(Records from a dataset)
<<<<

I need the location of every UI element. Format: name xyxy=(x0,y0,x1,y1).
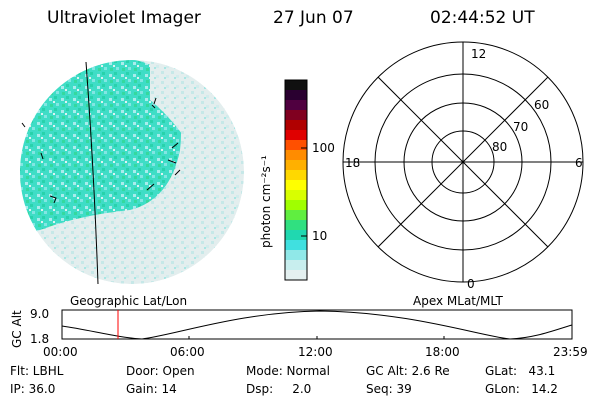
x-tick-0000: 00:00 xyxy=(43,345,78,359)
color-bar-segment xyxy=(285,180,307,191)
uv-image xyxy=(20,60,244,284)
colorbar-tick-100: 100 xyxy=(312,141,335,155)
date-label: 27 Jun 07 xyxy=(273,8,354,28)
x-tick-1200: 12:00 xyxy=(298,345,333,359)
color-bar-segment xyxy=(285,220,307,231)
x-tick-2359: 23:59 xyxy=(553,345,588,359)
color-bar-segment xyxy=(285,260,307,271)
color-bar xyxy=(285,80,307,281)
lat-label-70: 70 xyxy=(513,120,529,134)
altitude-axis-label: GC Alt xyxy=(10,310,24,348)
dsp-info: Dsp: 2.0 xyxy=(246,382,312,396)
color-bar-segment xyxy=(285,210,307,221)
gc-alt-info: GC Alt: 2.6 Re xyxy=(366,364,450,378)
color-bar-segment xyxy=(285,240,307,251)
mlt-label-0: 0 xyxy=(467,277,475,291)
page-title: Ultraviolet Imager xyxy=(47,8,201,28)
coastline-marks xyxy=(21,97,181,204)
x-tick-0600: 06:00 xyxy=(170,345,205,359)
seq-info: Seq: 39 xyxy=(366,382,412,396)
mlt-label-12: 12 xyxy=(471,47,487,61)
color-bar-segment xyxy=(285,80,307,91)
altitude-min-label: 1.8 xyxy=(30,332,50,346)
polar-plot xyxy=(342,41,584,283)
ip-info: IP: 36.0 xyxy=(10,382,56,396)
color-bar-segment xyxy=(285,190,307,201)
color-bar-segment xyxy=(285,130,307,141)
color-bar-segment xyxy=(285,140,307,151)
color-bar-segment xyxy=(285,90,307,101)
color-bar-segment xyxy=(285,250,307,261)
color-bar-segment xyxy=(285,160,307,171)
geographic-label: Geographic Lat/Lon xyxy=(70,294,188,308)
color-bar-segment xyxy=(285,100,307,111)
time-label: 02:44:52 UT xyxy=(430,8,535,28)
color-bar-segment xyxy=(285,170,307,181)
altitude-plot xyxy=(61,309,573,340)
mlt-label-18: 18 xyxy=(345,156,361,170)
terminator-line xyxy=(85,61,99,285)
color-bar-segment xyxy=(285,120,307,131)
altitude-max-label: 9.0 xyxy=(30,307,50,321)
glat-info: GLat: 43.1 xyxy=(485,364,556,378)
x-tick-1800: 18:00 xyxy=(425,345,460,359)
mlt-label-6: 6 xyxy=(575,156,583,170)
filter-info: Flt: LBHL xyxy=(10,364,64,378)
color-bar-segment xyxy=(285,110,307,121)
color-bar-segment xyxy=(285,270,307,281)
color-bar-segment xyxy=(285,200,307,211)
lat-label-80: 80 xyxy=(492,140,508,154)
color-bar-segment xyxy=(285,150,307,161)
glon-info: GLon: 14.2 xyxy=(485,382,558,396)
colorbar-unit-label: photon cm⁻²s⁻¹ xyxy=(259,155,273,248)
color-bar-segment xyxy=(285,230,307,241)
door-info: Door: Open xyxy=(126,364,195,378)
gain-info: Gain: 14 xyxy=(126,382,177,396)
mode-info: Mode: Normal xyxy=(246,364,330,378)
lat-label-60: 60 xyxy=(534,98,550,112)
apex-label: Apex MLat/MLT xyxy=(413,294,503,308)
colorbar-tick-10: 10 xyxy=(312,229,328,243)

>>>>

== THE TASK ==
Please output the records from the line with "x-tick-0000: 00:00 xyxy=(43,345,78,359)" up to and including the line with "coastline-marks xyxy=(21,97,181,204)" as a Markdown table with the columns Number and Record line, leaving out any blank lines.

== ANSWER IN FULL ==
| Number | Record line |
|---|---|
| 1 | x-tick-0000: 00:00 xyxy=(43,345,78,359) |
| 2 | color-bar-segment xyxy=(285,180,307,191) |
| 3 | uv-image xyxy=(20,60,244,284) |
| 4 | colorbar-tick-100: 100 xyxy=(312,141,335,155) |
| 5 | date-label: 27 Jun 07 xyxy=(273,8,354,28) |
| 6 | x-tick-1200: 12:00 xyxy=(298,345,333,359) |
| 7 | color-bar-segment xyxy=(285,220,307,231) |
| 8 | x-tick-2359: 23:59 xyxy=(553,345,588,359) |
| 9 | color-bar-segment xyxy=(285,260,307,271) |
| 10 | color-bar xyxy=(285,80,307,281) |
| 11 | lat-label-70: 70 xyxy=(513,120,529,134) |
| 12 | altitude-axis-label: GC Alt xyxy=(10,310,24,348) |
| 13 | dsp-info: Dsp: 2.0 xyxy=(246,382,312,396) |
| 14 | color-bar-segment xyxy=(285,210,307,221) |
| 15 | gc-alt-info: GC Alt: 2.6 Re xyxy=(366,364,450,378) |
| 16 | color-bar-segment xyxy=(285,240,307,251) |
| 17 | mlt-label-0: 0 xyxy=(467,277,475,291) |
| 18 | page-title: Ultraviolet Imager xyxy=(47,8,201,28) |
| 19 | coastline-marks xyxy=(21,97,181,204) |